* _TASK STATEMENT_
Go through the data below and copy it exactly, skipping every picture.

* _DATA EXTRACT_
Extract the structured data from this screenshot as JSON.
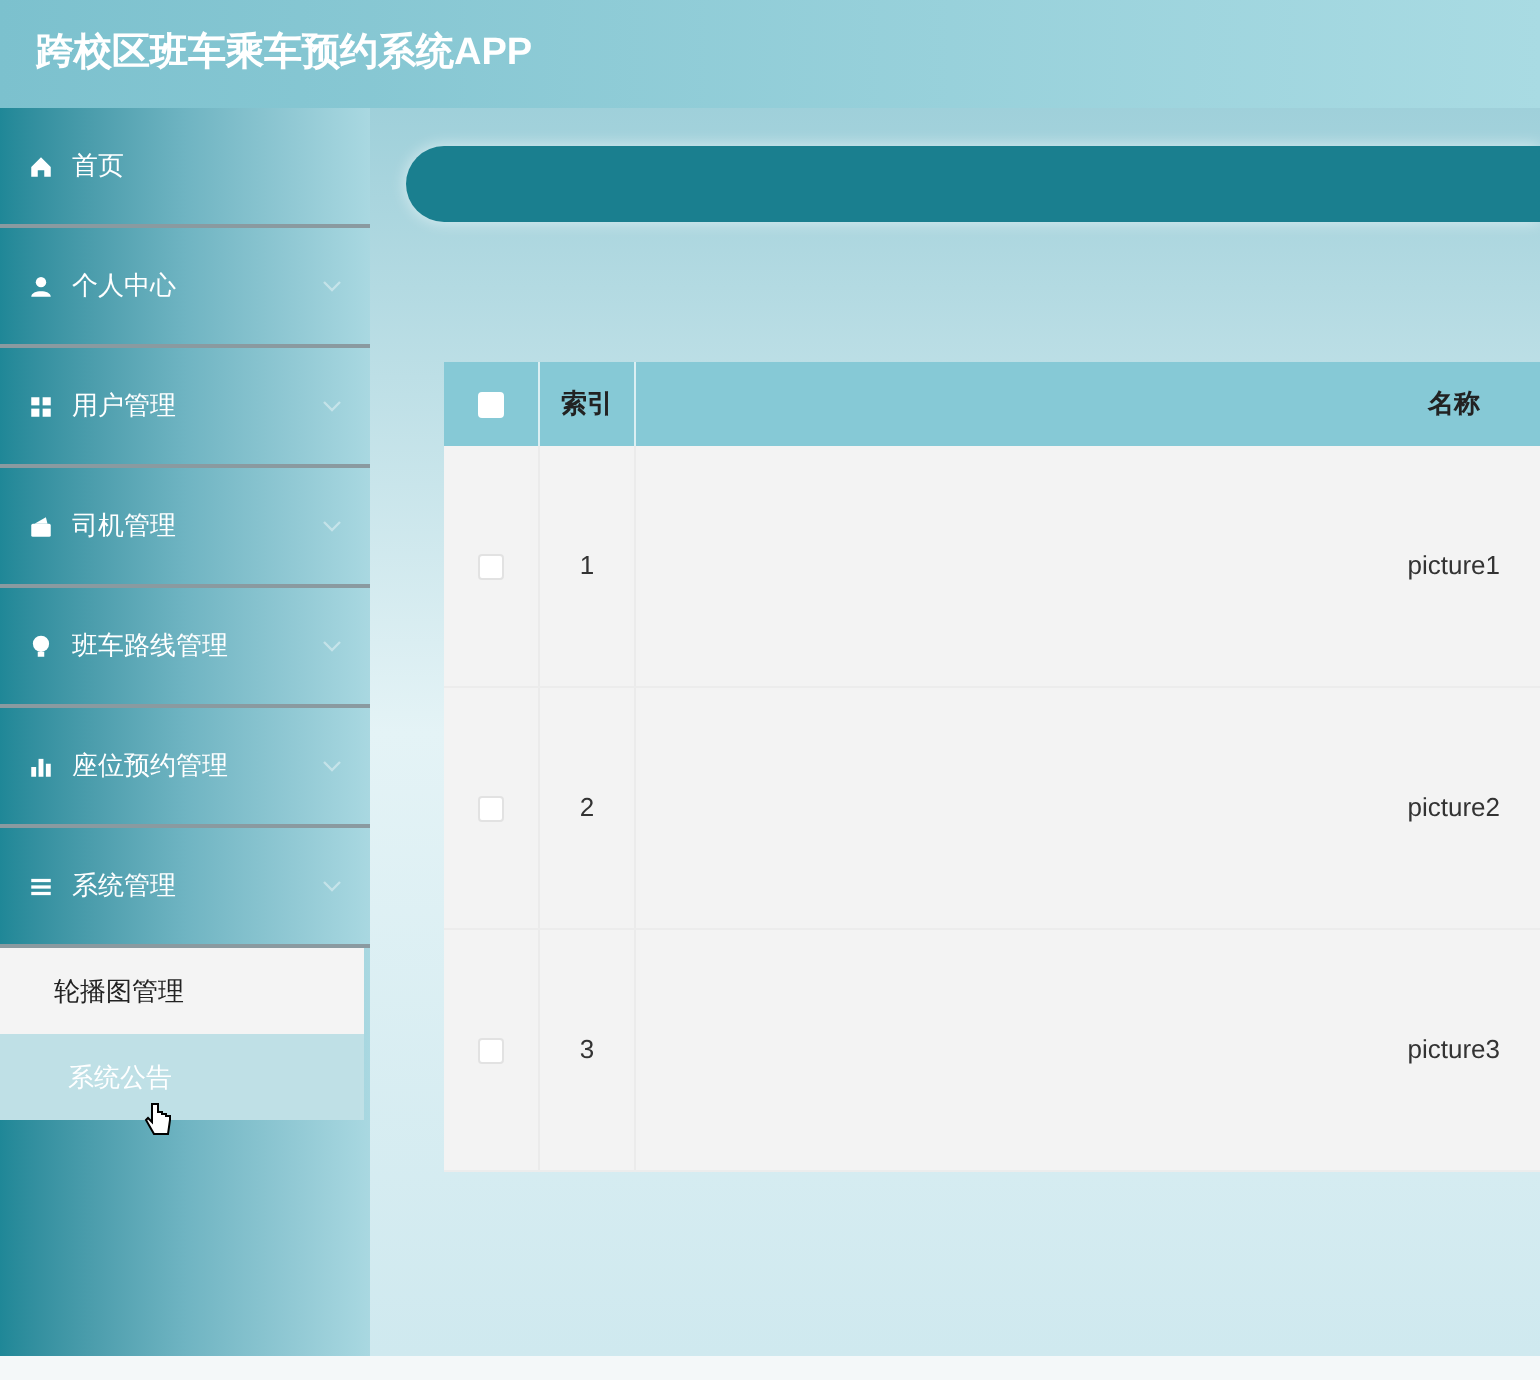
{
  "header": {
    "title": "跨校区班车乘车预约系统APP"
  },
  "sidebar": {
    "items": [
      {
        "label": "首页",
        "kind": "link"
      },
      {
        "label": "个人中心",
        "kind": "submenu"
      },
      {
        "label": "用户管理",
        "kind": "submenu"
      },
      {
        "label": "司机管理",
        "kind": "submenu"
      },
      {
        "label": "班车路线管理",
        "kind": "submenu"
      },
      {
        "label": "座位预约管理",
        "kind": "submenu"
      },
      {
        "label": "系统管理",
        "kind": "submenu",
        "children": [
          {
            "label": "轮播图管理",
            "hovered": false
          },
          {
            "label": "系统公告",
            "hovered": true
          }
        ]
      }
    ]
  },
  "table": {
    "columns": [
      "索引",
      "名称"
    ],
    "header_checked": false,
    "rows": [
      {
        "index": "1",
        "name": "picture1",
        "checked": false
      },
      {
        "index": "2",
        "name": "picture2",
        "checked": false
      },
      {
        "index": "3",
        "name": "picture3",
        "checked": false
      }
    ]
  }
}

* _WORKED SOLUTION_
Extract the structured data from this screenshot as JSON.
{
  "header": {
    "title": "跨校区班车乘车预约系统APP"
  },
  "sidebar": {
    "items": [
      {
        "label": "首页",
        "kind": "link"
      },
      {
        "label": "个人中心",
        "kind": "submenu"
      },
      {
        "label": "用户管理",
        "kind": "submenu"
      },
      {
        "label": "司机管理",
        "kind": "submenu"
      },
      {
        "label": "班车路线管理",
        "kind": "submenu"
      },
      {
        "label": "座位预约管理",
        "kind": "submenu"
      },
      {
        "label": "系统管理",
        "kind": "submenu",
        "children": [
          {
            "label": "轮播图管理",
            "hovered": false
          },
          {
            "label": "系统公告",
            "hovered": true
          }
        ]
      }
    ]
  },
  "table": {
    "columns": [
      "索引",
      "名称"
    ],
    "header_checked": false,
    "rows": [
      {
        "index": "1",
        "name": "picture1",
        "checked": false
      },
      {
        "index": "2",
        "name": "picture2",
        "checked": false
      },
      {
        "index": "3",
        "name": "picture3",
        "checked": false
      }
    ]
  }
}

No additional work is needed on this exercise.